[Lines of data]
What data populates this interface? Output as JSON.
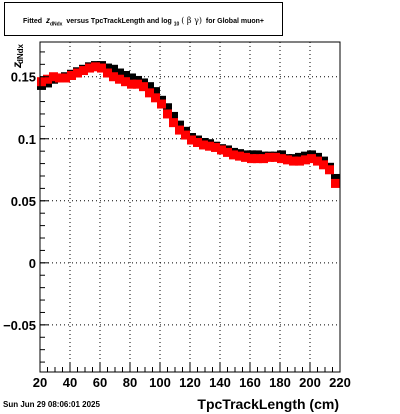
{
  "title": {
    "prefix": "Fitted",
    "symbol": "z",
    "symbol_sub": "dNdx",
    "middle": "versus TpcTrackLength and log",
    "log_sub": "10",
    "greek": "( β γ)",
    "suffix": "for Global muon+"
  },
  "footer": {
    "date": "Sun Jun 29 08:06:01 2025"
  },
  "chart_data": {
    "type": "scatter",
    "xlabel": "TpcTrackLength (cm)",
    "ylabel": "z",
    "ylabel_sub": "dNdx",
    "xlim": [
      20,
      220
    ],
    "ylim": [
      -0.088,
      0.178
    ],
    "x_ticks": [
      20,
      40,
      60,
      80,
      100,
      120,
      140,
      160,
      180,
      200,
      220
    ],
    "y_ticks": [
      -0.05,
      0,
      0.05,
      0.1,
      0.15
    ],
    "y_tick_labels": [
      "−0.05",
      "0",
      "0.05",
      "0.1",
      "0.15"
    ],
    "grid": true,
    "series": [
      {
        "color": "#000000",
        "x": [
          21,
          25,
          29,
          33,
          37,
          41,
          45,
          49,
          53,
          57,
          61,
          65,
          69,
          73,
          77,
          81,
          85,
          89,
          93,
          97,
          101,
          105,
          109,
          113,
          117,
          121,
          125,
          129,
          133,
          137,
          141,
          145,
          149,
          153,
          157,
          161,
          165,
          169,
          173,
          177,
          181,
          185,
          189,
          193,
          197,
          201,
          205,
          209,
          213,
          217
        ],
        "y": [
          0.143,
          0.145,
          0.148,
          0.149,
          0.15,
          0.152,
          0.154,
          0.156,
          0.158,
          0.159,
          0.159,
          0.157,
          0.156,
          0.153,
          0.151,
          0.149,
          0.147,
          0.145,
          0.142,
          0.138,
          0.131,
          0.125,
          0.118,
          0.111,
          0.106,
          0.101,
          0.099,
          0.097,
          0.096,
          0.094,
          0.092,
          0.091,
          0.089,
          0.088,
          0.087,
          0.087,
          0.087,
          0.086,
          0.086,
          0.086,
          0.087,
          0.084,
          0.084,
          0.085,
          0.086,
          0.087,
          0.085,
          0.082,
          0.077,
          0.068
        ]
      },
      {
        "color": "#ff0000",
        "x": [
          21,
          25,
          29,
          33,
          37,
          41,
          45,
          49,
          53,
          57,
          61,
          65,
          69,
          73,
          77,
          81,
          85,
          89,
          93,
          97,
          101,
          105,
          109,
          113,
          117,
          121,
          125,
          129,
          133,
          137,
          141,
          145,
          149,
          153,
          157,
          161,
          165,
          169,
          173,
          177,
          181,
          185,
          189,
          193,
          197,
          201,
          205,
          209,
          213,
          217
        ],
        "y": [
          0.146,
          0.148,
          0.15,
          0.149,
          0.149,
          0.151,
          0.153,
          0.155,
          0.157,
          0.158,
          0.157,
          0.153,
          0.15,
          0.148,
          0.146,
          0.144,
          0.144,
          0.142,
          0.137,
          0.133,
          0.128,
          0.12,
          0.113,
          0.107,
          0.103,
          0.099,
          0.097,
          0.095,
          0.094,
          0.093,
          0.091,
          0.089,
          0.087,
          0.086,
          0.085,
          0.084,
          0.084,
          0.084,
          0.085,
          0.085,
          0.084,
          0.083,
          0.082,
          0.082,
          0.083,
          0.084,
          0.082,
          0.079,
          0.075,
          0.064
        ]
      }
    ]
  }
}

PROBLEM STATEMENT —
The data above should be repeated exactly, minus any pictures.

SOLVED EXERCISE —
What data populates this interface? Output as JSON.
{
  "title": {
    "prefix": "Fitted",
    "symbol": "z",
    "symbol_sub": "dNdx",
    "middle": "versus TpcTrackLength and log",
    "log_sub": "10",
    "greek": "( β γ)",
    "suffix": "for Global muon+"
  },
  "footer": {
    "date": "Sun Jun 29 08:06:01 2025"
  },
  "chart_data": {
    "type": "scatter",
    "xlabel": "TpcTrackLength (cm)",
    "ylabel": "z",
    "ylabel_sub": "dNdx",
    "xlim": [
      20,
      220
    ],
    "ylim": [
      -0.088,
      0.178
    ],
    "x_ticks": [
      20,
      40,
      60,
      80,
      100,
      120,
      140,
      160,
      180,
      200,
      220
    ],
    "y_ticks": [
      -0.05,
      0,
      0.05,
      0.1,
      0.15
    ],
    "y_tick_labels": [
      "−0.05",
      "0",
      "0.05",
      "0.1",
      "0.15"
    ],
    "grid": true,
    "series": [
      {
        "color": "#000000",
        "x": [
          21,
          25,
          29,
          33,
          37,
          41,
          45,
          49,
          53,
          57,
          61,
          65,
          69,
          73,
          77,
          81,
          85,
          89,
          93,
          97,
          101,
          105,
          109,
          113,
          117,
          121,
          125,
          129,
          133,
          137,
          141,
          145,
          149,
          153,
          157,
          161,
          165,
          169,
          173,
          177,
          181,
          185,
          189,
          193,
          197,
          201,
          205,
          209,
          213,
          217
        ],
        "y": [
          0.143,
          0.145,
          0.148,
          0.149,
          0.15,
          0.152,
          0.154,
          0.156,
          0.158,
          0.159,
          0.159,
          0.157,
          0.156,
          0.153,
          0.151,
          0.149,
          0.147,
          0.145,
          0.142,
          0.138,
          0.131,
          0.125,
          0.118,
          0.111,
          0.106,
          0.101,
          0.099,
          0.097,
          0.096,
          0.094,
          0.092,
          0.091,
          0.089,
          0.088,
          0.087,
          0.087,
          0.087,
          0.086,
          0.086,
          0.086,
          0.087,
          0.084,
          0.084,
          0.085,
          0.086,
          0.087,
          0.085,
          0.082,
          0.077,
          0.068
        ]
      },
      {
        "color": "#ff0000",
        "x": [
          21,
          25,
          29,
          33,
          37,
          41,
          45,
          49,
          53,
          57,
          61,
          65,
          69,
          73,
          77,
          81,
          85,
          89,
          93,
          97,
          101,
          105,
          109,
          113,
          117,
          121,
          125,
          129,
          133,
          137,
          141,
          145,
          149,
          153,
          157,
          161,
          165,
          169,
          173,
          177,
          181,
          185,
          189,
          193,
          197,
          201,
          205,
          209,
          213,
          217
        ],
        "y": [
          0.146,
          0.148,
          0.15,
          0.149,
          0.149,
          0.151,
          0.153,
          0.155,
          0.157,
          0.158,
          0.157,
          0.153,
          0.15,
          0.148,
          0.146,
          0.144,
          0.144,
          0.142,
          0.137,
          0.133,
          0.128,
          0.12,
          0.113,
          0.107,
          0.103,
          0.099,
          0.097,
          0.095,
          0.094,
          0.093,
          0.091,
          0.089,
          0.087,
          0.086,
          0.085,
          0.084,
          0.084,
          0.084,
          0.085,
          0.085,
          0.084,
          0.083,
          0.082,
          0.082,
          0.083,
          0.084,
          0.082,
          0.079,
          0.075,
          0.064
        ]
      }
    ]
  }
}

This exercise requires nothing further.